### [Request]
Please show each line of the records below that contains the string "ellipsis".
☆ ☆ ☆
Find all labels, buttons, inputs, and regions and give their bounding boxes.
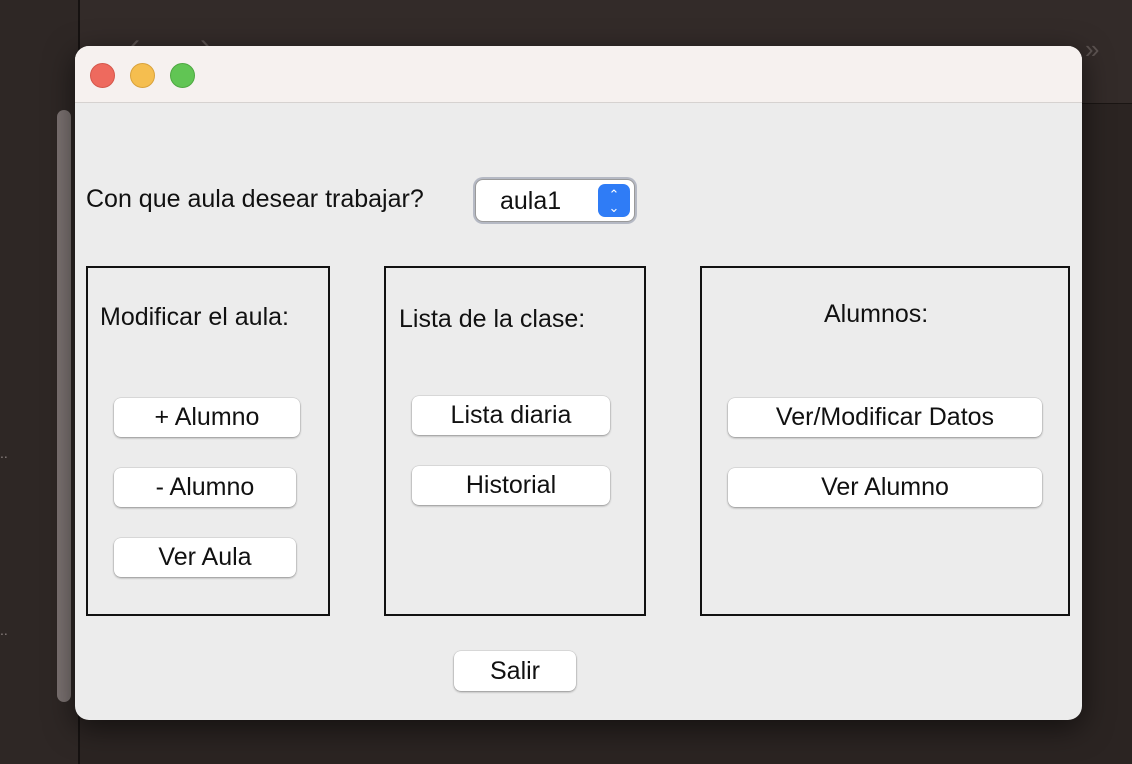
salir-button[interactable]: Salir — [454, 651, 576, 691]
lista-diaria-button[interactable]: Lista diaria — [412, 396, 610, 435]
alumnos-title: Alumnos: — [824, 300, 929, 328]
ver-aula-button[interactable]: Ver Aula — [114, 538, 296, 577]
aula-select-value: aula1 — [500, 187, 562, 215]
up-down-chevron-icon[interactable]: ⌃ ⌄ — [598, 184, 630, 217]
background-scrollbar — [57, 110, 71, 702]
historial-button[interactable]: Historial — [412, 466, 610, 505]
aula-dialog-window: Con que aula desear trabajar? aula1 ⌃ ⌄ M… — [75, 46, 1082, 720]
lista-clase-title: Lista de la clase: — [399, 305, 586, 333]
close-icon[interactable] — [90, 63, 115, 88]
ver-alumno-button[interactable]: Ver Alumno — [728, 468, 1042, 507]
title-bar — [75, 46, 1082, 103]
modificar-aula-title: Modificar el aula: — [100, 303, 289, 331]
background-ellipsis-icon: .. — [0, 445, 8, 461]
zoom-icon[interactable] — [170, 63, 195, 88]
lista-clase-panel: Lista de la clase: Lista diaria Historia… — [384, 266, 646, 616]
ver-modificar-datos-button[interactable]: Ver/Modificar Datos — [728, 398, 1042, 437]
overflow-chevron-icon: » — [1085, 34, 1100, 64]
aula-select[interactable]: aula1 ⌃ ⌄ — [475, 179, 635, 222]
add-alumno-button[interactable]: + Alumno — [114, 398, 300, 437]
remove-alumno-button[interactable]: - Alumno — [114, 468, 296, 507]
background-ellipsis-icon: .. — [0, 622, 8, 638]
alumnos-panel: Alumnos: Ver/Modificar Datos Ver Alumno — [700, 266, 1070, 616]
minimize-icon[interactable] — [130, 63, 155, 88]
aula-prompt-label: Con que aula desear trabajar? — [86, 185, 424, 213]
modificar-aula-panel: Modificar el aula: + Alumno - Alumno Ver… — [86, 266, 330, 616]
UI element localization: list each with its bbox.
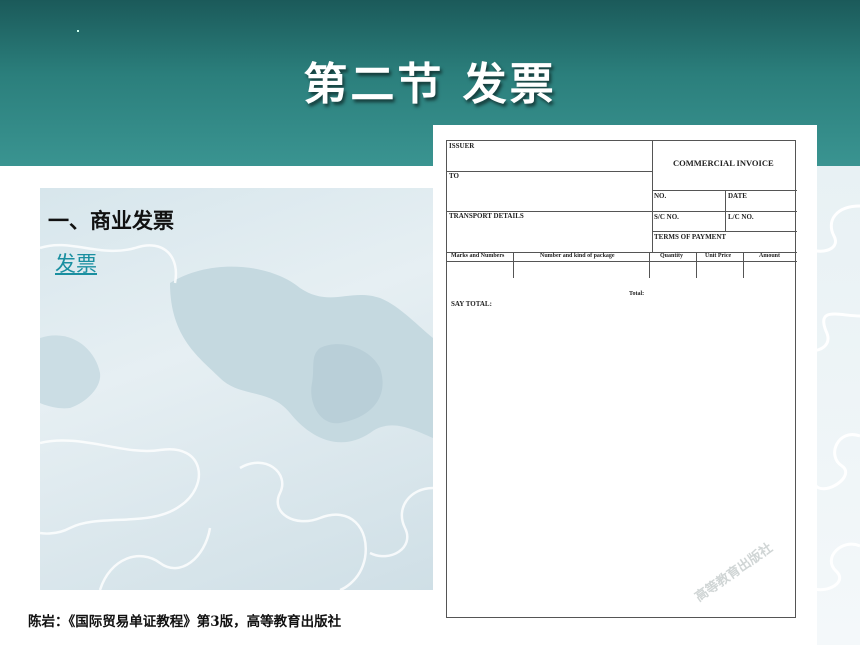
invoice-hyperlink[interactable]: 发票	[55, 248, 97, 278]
☆ ☆ ☆
### [Reply to the exercise]
background-ellipsis-icon: .. — [0, 445, 8, 461]
background-ellipsis-icon: .. — [0, 622, 8, 638]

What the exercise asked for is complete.